━━ Extracted entries ━━

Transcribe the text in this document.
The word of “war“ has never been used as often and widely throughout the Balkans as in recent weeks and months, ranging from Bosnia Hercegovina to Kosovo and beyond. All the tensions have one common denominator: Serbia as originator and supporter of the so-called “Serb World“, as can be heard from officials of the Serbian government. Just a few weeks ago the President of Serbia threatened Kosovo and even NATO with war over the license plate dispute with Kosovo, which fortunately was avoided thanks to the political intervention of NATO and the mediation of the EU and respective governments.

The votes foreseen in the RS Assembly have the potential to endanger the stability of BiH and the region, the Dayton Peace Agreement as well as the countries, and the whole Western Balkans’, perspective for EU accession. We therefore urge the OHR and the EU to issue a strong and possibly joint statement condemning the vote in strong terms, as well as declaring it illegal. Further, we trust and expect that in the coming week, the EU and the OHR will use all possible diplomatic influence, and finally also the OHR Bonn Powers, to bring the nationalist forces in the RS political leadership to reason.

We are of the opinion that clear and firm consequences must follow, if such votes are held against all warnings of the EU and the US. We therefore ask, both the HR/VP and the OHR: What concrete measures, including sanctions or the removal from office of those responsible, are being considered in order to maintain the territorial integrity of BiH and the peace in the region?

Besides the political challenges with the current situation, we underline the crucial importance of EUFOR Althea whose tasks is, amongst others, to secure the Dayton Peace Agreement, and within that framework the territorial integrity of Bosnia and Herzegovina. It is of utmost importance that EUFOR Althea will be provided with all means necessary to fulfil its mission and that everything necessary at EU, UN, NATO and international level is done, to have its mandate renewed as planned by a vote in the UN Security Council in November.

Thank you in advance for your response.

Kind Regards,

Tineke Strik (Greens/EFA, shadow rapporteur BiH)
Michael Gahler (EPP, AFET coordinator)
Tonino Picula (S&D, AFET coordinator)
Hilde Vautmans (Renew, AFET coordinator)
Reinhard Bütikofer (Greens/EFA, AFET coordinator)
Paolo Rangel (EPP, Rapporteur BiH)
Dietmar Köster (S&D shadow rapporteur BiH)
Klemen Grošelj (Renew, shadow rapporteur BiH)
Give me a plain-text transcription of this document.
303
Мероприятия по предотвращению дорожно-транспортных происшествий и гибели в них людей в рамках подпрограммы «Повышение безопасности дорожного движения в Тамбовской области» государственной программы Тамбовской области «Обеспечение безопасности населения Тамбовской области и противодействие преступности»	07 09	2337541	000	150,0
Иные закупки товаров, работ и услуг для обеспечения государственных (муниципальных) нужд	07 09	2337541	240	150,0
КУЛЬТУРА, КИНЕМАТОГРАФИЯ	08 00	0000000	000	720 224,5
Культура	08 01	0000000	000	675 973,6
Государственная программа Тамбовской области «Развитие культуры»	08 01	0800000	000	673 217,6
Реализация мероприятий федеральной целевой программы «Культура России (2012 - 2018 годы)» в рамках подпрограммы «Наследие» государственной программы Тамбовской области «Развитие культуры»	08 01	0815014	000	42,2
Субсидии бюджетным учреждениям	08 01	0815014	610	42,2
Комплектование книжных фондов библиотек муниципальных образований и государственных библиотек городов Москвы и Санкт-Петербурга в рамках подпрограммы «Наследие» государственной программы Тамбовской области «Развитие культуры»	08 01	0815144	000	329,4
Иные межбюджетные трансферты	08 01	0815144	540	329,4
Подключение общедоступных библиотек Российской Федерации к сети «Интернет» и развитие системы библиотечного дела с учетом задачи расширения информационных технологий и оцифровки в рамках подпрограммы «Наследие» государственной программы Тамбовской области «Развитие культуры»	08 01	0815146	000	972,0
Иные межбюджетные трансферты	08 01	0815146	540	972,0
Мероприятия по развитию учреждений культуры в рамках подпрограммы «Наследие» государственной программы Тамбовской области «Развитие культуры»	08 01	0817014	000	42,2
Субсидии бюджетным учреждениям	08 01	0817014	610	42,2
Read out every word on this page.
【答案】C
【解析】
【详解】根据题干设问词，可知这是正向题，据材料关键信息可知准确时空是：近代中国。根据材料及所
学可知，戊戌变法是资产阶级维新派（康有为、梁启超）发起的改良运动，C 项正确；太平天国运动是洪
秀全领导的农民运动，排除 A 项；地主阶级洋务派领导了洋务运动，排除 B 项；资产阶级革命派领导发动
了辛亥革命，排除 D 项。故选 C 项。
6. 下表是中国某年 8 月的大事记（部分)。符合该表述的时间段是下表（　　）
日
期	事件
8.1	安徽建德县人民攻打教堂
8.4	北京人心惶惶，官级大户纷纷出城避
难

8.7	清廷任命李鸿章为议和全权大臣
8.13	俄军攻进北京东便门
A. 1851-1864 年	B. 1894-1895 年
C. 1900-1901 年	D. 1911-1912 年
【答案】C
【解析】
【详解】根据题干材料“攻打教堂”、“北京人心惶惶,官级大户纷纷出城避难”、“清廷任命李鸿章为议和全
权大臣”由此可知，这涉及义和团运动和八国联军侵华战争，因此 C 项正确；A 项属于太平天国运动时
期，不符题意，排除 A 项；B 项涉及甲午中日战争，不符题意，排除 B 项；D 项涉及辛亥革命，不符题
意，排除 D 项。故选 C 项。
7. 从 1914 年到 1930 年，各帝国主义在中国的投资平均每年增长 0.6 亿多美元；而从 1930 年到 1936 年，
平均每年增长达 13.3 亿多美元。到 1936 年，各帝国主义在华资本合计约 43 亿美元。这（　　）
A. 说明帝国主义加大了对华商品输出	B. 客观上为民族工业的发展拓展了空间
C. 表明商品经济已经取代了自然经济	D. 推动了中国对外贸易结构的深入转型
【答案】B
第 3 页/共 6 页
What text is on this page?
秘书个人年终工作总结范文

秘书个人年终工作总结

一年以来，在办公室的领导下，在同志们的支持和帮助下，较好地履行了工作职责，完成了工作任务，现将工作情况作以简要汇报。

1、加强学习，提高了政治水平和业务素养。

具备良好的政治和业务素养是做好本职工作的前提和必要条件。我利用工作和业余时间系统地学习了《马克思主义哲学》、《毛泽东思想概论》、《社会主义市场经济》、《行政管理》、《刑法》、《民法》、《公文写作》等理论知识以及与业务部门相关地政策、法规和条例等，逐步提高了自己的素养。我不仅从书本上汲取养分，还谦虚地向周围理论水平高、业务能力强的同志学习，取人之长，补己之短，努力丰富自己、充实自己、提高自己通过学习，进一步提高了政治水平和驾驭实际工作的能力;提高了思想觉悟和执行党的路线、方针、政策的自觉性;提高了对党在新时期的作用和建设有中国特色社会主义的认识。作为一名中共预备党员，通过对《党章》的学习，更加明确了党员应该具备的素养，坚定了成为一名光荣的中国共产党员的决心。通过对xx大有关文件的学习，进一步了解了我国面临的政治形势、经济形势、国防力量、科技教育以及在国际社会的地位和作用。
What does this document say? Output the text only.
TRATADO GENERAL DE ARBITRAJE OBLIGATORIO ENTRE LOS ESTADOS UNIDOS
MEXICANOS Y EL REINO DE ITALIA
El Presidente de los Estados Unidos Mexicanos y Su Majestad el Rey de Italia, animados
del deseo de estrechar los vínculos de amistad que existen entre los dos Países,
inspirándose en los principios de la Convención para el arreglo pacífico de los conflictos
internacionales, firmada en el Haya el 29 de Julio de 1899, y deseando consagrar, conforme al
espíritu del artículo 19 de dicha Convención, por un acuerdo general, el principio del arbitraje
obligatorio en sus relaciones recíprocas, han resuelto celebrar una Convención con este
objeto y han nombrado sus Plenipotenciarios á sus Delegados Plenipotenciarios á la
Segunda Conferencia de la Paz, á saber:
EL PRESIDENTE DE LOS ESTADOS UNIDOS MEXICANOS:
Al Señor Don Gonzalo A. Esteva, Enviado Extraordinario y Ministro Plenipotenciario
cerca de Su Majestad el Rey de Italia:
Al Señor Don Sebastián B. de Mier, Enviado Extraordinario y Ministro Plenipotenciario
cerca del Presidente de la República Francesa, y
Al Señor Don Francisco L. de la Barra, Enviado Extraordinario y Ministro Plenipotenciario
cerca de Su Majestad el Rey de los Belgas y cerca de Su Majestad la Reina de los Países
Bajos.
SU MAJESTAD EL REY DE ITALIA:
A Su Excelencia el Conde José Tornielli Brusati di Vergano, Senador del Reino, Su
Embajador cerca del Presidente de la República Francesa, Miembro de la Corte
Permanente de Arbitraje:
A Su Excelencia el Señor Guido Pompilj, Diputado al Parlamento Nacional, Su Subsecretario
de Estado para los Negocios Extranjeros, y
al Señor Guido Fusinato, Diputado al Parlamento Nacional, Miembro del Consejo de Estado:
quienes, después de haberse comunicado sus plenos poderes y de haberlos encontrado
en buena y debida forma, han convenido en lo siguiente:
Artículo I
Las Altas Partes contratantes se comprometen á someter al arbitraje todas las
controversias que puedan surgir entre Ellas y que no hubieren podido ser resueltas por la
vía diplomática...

━━━

• _Goal_: Looking at the records above, count the lines where the word "República" appears. State only the number.

• _The answer_: 2